◆ Stored data ◆
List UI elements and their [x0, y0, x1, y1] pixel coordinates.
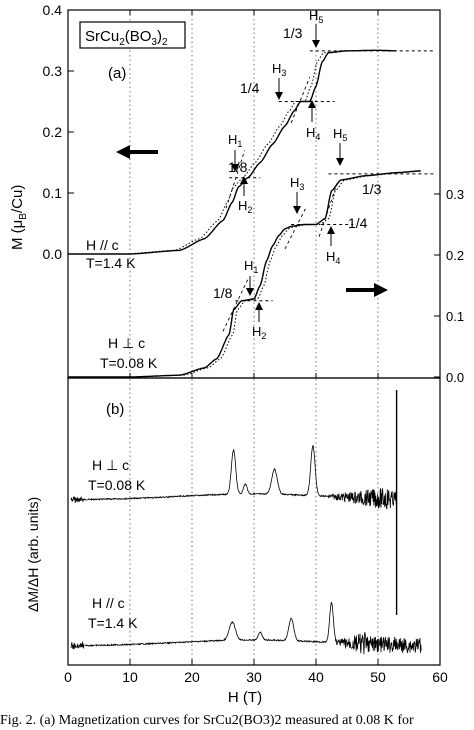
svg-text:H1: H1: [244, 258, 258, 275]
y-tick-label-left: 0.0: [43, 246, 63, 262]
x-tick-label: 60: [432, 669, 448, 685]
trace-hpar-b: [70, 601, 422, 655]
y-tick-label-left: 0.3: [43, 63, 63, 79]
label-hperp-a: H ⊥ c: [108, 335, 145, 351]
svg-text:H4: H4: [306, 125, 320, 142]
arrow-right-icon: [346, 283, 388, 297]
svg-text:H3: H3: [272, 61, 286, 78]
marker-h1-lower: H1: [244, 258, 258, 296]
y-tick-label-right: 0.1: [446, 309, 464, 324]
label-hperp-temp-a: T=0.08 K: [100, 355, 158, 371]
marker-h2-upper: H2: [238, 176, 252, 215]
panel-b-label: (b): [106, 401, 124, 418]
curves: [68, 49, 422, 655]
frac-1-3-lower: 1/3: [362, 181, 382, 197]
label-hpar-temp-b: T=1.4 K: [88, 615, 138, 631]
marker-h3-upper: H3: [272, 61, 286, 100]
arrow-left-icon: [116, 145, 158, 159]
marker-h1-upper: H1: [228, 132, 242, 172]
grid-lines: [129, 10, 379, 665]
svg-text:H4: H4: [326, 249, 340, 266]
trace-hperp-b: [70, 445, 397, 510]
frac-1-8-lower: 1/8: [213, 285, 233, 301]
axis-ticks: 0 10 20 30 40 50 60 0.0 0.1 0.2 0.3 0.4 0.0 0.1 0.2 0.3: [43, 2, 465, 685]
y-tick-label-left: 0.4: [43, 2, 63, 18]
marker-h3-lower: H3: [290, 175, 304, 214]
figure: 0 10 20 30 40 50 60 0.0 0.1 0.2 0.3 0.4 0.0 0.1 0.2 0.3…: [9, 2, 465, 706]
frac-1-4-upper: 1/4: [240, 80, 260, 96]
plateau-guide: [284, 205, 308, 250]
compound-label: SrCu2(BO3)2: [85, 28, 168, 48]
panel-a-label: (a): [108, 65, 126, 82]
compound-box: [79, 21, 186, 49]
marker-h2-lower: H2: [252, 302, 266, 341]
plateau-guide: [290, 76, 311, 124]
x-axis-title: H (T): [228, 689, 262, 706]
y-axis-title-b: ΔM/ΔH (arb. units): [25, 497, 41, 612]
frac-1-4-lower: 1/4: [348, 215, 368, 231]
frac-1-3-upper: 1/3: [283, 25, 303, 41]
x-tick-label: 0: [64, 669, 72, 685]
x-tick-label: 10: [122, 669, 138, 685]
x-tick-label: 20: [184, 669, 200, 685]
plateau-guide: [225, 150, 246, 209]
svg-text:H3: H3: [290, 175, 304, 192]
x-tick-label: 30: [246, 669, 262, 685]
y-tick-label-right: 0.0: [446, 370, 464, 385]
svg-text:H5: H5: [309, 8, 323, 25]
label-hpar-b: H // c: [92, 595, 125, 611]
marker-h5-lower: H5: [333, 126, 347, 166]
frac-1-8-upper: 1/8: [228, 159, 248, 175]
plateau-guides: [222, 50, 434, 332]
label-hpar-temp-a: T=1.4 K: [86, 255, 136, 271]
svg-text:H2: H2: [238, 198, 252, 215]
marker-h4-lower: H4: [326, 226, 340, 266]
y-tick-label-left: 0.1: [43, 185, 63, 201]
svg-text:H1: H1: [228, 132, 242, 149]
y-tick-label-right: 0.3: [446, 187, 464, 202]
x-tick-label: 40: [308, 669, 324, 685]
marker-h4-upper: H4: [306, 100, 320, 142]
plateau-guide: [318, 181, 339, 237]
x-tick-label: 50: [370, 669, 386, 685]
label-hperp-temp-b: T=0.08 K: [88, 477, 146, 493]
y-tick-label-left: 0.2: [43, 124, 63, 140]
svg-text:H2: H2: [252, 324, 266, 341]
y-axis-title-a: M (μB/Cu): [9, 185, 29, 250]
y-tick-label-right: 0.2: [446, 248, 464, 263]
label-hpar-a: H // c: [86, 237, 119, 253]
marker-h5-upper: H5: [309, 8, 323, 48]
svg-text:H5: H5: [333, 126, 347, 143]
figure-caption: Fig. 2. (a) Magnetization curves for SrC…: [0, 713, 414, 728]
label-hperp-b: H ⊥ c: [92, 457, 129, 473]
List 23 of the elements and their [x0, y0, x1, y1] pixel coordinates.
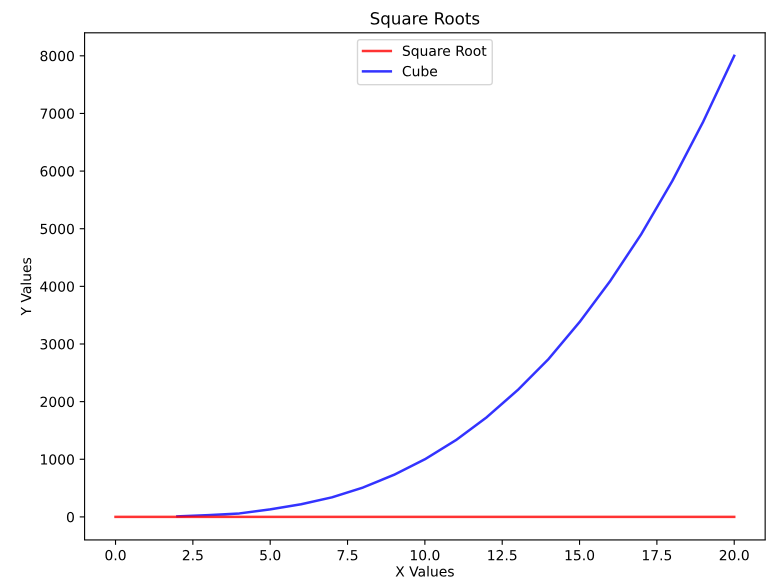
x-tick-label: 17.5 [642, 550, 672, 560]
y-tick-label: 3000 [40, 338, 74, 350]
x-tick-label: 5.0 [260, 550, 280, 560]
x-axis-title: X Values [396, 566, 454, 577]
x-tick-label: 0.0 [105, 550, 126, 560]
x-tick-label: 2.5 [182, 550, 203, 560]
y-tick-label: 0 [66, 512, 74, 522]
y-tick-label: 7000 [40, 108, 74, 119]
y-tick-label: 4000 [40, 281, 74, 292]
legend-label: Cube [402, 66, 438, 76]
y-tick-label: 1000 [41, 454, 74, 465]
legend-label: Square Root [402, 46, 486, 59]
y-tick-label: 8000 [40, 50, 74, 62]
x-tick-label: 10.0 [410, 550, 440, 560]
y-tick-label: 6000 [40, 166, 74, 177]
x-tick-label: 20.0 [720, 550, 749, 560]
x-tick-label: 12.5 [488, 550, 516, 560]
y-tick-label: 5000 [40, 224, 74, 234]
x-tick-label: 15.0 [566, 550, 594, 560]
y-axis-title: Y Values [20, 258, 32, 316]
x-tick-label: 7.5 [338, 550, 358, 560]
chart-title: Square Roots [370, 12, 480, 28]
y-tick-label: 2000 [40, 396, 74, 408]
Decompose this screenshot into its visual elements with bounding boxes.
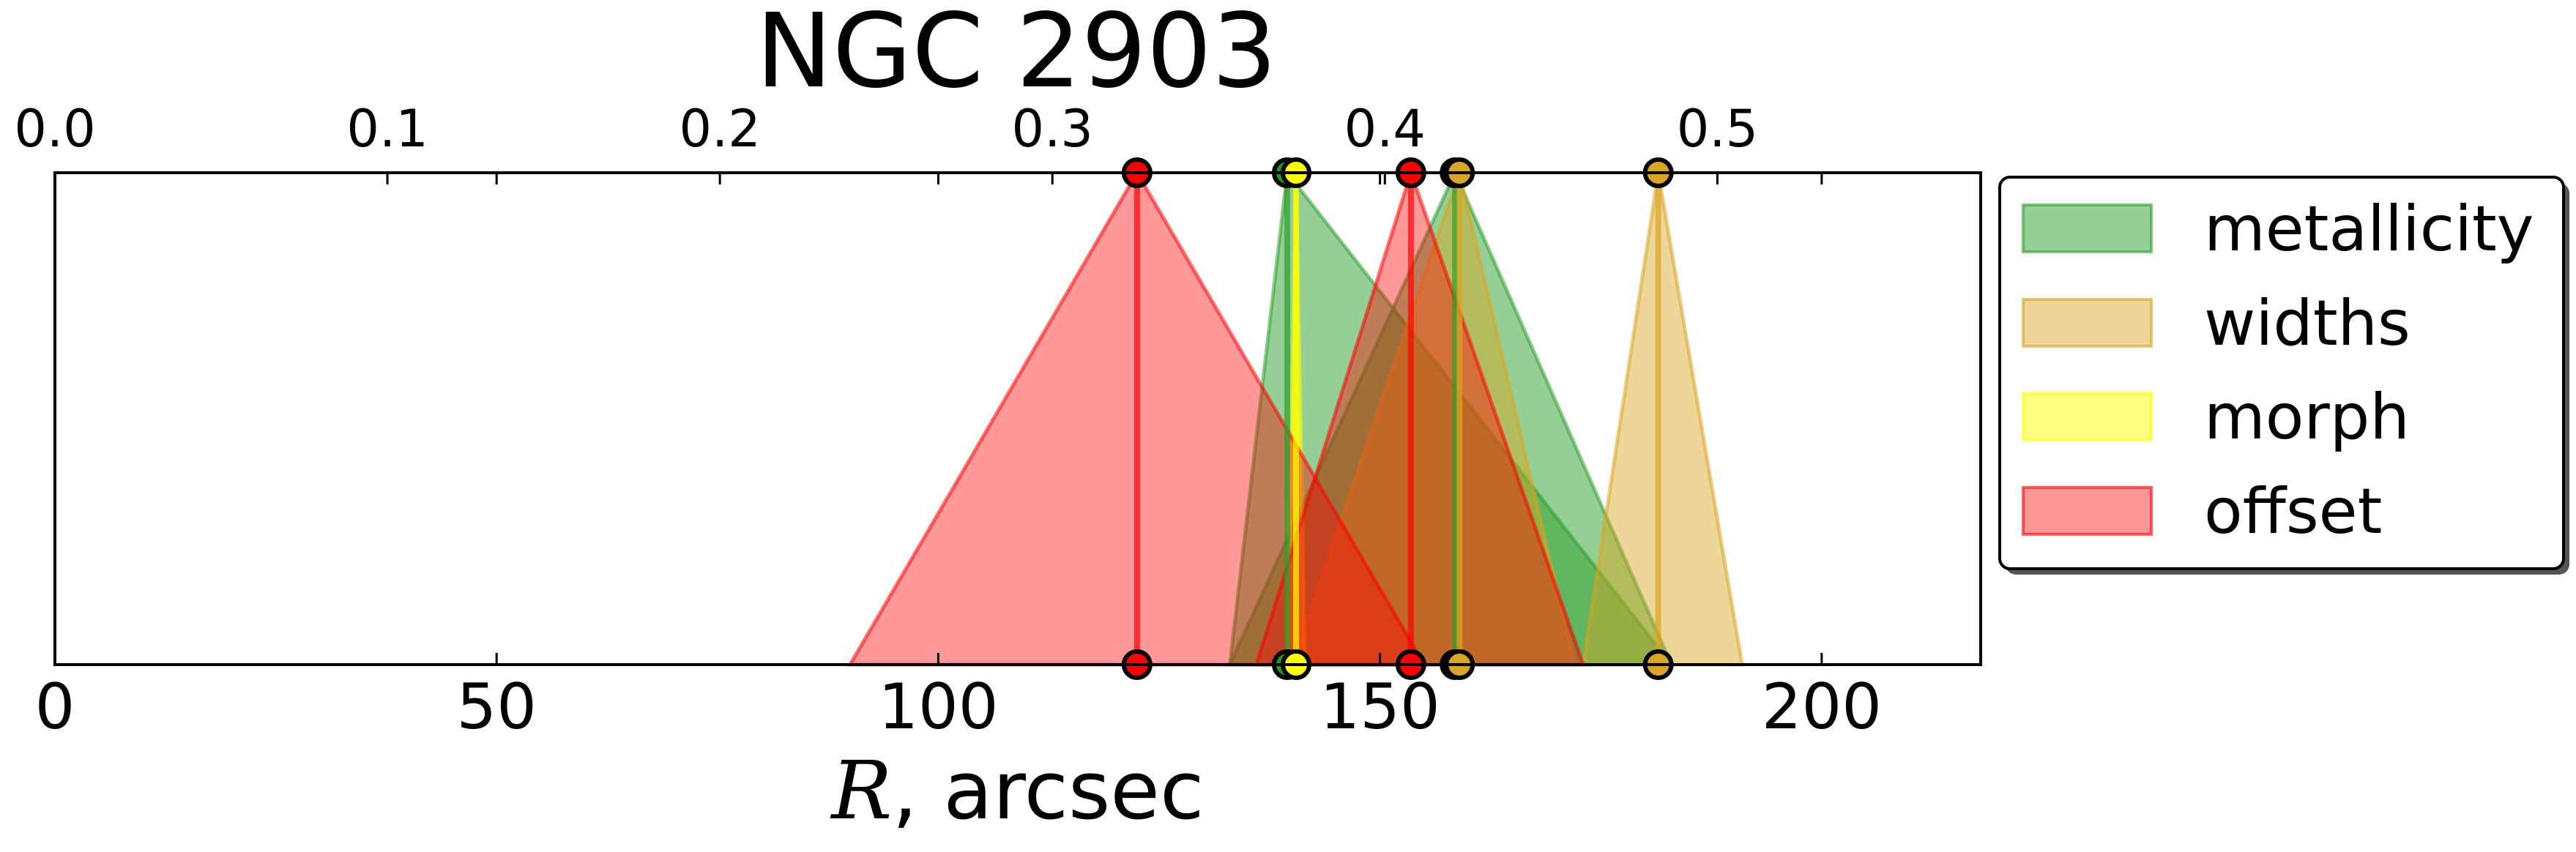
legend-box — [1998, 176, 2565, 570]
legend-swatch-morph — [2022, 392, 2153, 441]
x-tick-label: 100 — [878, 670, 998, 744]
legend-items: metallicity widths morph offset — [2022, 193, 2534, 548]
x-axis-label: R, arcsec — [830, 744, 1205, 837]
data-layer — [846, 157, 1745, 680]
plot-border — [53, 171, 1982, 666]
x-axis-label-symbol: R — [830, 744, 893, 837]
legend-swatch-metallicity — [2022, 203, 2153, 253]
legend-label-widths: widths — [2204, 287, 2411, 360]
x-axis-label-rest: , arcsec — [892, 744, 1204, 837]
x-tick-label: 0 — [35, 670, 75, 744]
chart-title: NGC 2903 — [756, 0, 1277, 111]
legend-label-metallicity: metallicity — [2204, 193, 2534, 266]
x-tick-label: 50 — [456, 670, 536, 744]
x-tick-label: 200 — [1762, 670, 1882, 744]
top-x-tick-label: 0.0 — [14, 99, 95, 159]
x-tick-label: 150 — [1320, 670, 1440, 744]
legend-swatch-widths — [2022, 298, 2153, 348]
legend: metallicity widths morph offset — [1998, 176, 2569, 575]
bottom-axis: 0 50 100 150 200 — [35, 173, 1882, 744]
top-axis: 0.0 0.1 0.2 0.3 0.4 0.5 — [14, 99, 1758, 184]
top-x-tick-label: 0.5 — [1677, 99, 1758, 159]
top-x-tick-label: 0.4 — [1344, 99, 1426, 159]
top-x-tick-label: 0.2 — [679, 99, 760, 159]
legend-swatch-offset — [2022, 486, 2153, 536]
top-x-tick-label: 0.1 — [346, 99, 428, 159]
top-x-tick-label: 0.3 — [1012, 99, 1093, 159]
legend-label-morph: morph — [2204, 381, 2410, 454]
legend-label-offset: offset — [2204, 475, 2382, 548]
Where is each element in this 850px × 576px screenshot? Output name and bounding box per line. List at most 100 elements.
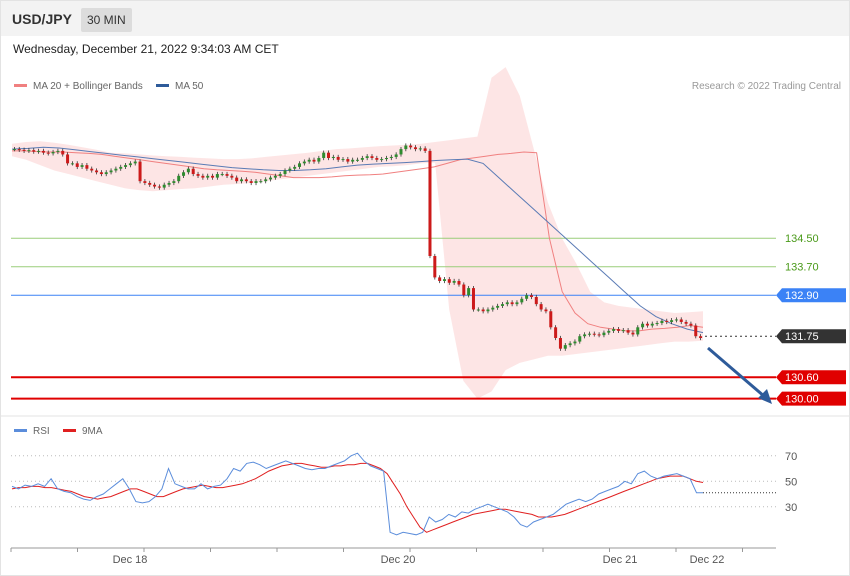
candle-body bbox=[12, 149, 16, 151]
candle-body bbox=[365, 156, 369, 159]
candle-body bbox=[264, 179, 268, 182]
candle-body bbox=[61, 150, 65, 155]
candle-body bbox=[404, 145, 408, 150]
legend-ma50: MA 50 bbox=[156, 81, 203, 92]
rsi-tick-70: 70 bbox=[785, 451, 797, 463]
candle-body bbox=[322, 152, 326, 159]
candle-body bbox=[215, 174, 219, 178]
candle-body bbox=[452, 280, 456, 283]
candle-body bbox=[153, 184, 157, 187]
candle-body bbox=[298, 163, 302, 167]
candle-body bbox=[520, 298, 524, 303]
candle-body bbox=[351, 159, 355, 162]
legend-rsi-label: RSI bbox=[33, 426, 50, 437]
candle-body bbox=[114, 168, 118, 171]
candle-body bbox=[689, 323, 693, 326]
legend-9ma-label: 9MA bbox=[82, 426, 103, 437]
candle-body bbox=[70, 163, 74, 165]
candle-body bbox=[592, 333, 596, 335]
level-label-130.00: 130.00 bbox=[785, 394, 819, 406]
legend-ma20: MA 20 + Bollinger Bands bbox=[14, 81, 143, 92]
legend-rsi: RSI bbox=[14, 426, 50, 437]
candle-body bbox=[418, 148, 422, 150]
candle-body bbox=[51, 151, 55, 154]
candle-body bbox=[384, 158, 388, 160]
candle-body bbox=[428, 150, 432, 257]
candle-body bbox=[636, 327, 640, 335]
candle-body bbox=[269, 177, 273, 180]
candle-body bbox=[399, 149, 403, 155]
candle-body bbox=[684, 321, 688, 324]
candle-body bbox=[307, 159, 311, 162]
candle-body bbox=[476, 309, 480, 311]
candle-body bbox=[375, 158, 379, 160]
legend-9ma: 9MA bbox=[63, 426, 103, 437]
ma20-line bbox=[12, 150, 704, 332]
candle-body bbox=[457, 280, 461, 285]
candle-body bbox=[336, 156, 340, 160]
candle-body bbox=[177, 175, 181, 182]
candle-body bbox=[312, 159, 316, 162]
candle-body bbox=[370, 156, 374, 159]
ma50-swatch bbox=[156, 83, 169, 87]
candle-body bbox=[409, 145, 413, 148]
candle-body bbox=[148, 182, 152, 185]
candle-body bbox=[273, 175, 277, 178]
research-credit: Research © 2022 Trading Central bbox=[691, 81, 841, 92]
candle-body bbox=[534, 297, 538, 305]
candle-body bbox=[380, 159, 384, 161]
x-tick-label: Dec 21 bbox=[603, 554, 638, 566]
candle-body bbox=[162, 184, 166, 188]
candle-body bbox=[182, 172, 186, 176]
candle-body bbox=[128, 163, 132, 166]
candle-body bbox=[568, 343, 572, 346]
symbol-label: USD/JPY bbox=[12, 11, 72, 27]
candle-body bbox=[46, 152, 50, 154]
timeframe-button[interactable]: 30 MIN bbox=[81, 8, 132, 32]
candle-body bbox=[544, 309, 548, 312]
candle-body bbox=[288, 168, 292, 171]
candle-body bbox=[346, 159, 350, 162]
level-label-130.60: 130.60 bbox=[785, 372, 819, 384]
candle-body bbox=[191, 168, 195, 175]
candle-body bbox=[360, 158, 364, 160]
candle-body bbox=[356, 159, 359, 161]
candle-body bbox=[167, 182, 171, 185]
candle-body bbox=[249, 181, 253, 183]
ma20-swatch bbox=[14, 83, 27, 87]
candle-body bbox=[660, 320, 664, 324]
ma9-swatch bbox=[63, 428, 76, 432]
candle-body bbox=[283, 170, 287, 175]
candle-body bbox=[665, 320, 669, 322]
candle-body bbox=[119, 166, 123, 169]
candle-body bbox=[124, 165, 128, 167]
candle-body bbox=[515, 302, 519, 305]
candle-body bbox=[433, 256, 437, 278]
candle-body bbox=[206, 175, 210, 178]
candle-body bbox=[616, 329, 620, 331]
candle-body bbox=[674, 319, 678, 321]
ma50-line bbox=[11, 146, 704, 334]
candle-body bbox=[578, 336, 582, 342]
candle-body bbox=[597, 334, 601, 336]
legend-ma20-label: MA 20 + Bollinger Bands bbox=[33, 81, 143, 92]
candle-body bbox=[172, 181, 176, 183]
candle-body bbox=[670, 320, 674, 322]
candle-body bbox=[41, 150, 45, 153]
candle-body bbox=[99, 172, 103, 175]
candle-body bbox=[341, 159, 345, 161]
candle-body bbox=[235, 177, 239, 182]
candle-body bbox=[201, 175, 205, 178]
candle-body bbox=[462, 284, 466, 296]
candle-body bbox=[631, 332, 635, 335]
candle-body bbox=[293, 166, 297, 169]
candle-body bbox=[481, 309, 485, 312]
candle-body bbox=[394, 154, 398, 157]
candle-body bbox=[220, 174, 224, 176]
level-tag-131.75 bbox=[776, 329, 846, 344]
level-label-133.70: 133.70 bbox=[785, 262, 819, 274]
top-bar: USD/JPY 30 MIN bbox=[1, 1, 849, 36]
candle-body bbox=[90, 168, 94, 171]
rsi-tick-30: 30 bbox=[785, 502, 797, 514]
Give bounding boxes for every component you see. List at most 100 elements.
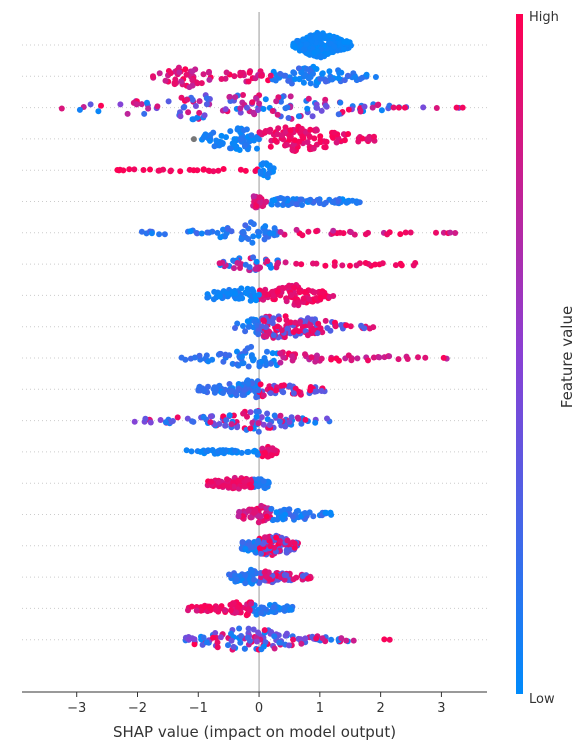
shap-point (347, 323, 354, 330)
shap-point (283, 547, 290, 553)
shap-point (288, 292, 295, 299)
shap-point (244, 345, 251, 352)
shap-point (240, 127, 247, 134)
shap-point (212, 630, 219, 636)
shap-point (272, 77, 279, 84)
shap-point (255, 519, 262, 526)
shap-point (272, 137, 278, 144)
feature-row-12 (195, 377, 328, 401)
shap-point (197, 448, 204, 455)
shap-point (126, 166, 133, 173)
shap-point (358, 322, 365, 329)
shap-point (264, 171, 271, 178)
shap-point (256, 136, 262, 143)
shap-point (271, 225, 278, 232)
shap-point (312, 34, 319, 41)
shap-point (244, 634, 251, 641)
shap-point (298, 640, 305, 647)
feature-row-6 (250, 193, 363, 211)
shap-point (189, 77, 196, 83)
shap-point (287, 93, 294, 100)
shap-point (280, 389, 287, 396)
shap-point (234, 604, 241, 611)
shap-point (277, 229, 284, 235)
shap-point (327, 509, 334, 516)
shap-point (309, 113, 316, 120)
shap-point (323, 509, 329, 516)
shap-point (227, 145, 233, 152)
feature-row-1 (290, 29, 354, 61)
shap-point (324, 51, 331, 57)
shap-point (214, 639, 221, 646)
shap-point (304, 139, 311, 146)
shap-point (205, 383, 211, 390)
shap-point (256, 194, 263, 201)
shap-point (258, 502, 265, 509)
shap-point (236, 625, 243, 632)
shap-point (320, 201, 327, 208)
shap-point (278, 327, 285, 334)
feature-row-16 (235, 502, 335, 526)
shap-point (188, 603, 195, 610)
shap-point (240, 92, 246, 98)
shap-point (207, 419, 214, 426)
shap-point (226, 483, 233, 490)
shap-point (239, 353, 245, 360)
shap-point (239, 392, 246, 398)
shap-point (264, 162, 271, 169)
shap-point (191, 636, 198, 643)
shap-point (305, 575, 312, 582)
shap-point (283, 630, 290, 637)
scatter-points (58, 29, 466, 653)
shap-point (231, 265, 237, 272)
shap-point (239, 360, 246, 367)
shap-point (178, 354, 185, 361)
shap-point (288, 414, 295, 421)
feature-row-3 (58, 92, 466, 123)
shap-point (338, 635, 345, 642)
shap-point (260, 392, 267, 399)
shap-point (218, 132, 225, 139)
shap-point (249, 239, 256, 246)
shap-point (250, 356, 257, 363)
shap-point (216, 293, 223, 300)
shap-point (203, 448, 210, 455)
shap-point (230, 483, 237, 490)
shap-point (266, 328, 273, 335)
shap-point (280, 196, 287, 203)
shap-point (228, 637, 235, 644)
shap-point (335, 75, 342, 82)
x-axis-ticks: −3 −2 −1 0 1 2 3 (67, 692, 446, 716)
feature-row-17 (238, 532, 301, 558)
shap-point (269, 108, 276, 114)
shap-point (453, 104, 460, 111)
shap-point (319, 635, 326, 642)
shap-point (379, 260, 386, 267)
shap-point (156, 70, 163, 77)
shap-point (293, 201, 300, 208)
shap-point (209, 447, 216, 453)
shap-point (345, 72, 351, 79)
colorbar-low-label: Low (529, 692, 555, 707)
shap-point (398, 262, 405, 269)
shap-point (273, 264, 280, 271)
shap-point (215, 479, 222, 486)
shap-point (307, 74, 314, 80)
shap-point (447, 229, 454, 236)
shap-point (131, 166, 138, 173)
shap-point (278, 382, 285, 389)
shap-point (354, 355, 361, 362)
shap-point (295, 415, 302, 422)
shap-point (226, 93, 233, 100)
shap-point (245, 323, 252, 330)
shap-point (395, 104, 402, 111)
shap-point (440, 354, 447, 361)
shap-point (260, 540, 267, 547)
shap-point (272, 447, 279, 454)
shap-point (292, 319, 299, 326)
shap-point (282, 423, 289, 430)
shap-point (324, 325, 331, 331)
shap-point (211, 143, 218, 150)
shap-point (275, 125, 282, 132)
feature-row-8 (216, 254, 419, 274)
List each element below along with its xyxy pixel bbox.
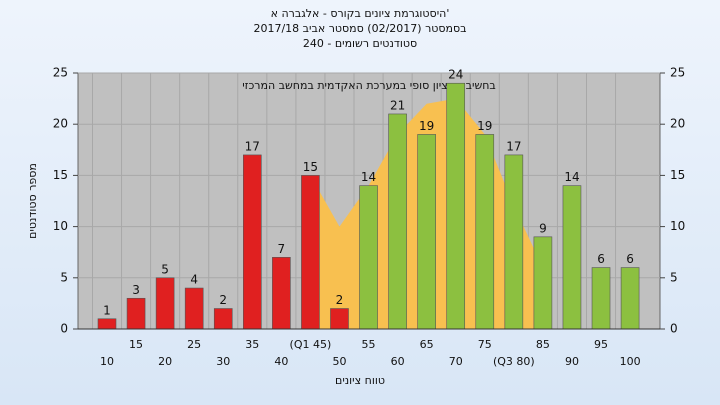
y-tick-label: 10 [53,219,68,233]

◆ Task goal ◆
Reproduce only the stretch from the line containing "x-tick-label: 17.5 [642, 550, 672, 560]" through the line containing "y-tick-label: 0 [66, 512, 74, 522]", renaming "X Values" to "Input Values" and leaving everything else unchanged.

◆ Task solution ◆
x-tick-label: 17.5 [642, 550, 672, 560]
y-tick-label: 3000 [40, 338, 74, 350]
x-tick-label: 5.0 [260, 550, 280, 560]
x-axis-title: Input Values [396, 566, 454, 577]
x-tick-label: 0.0 [105, 550, 126, 560]
x-tick-label: 2.5 [182, 550, 203, 560]
y-tick-label: 0 [66, 512, 74, 522]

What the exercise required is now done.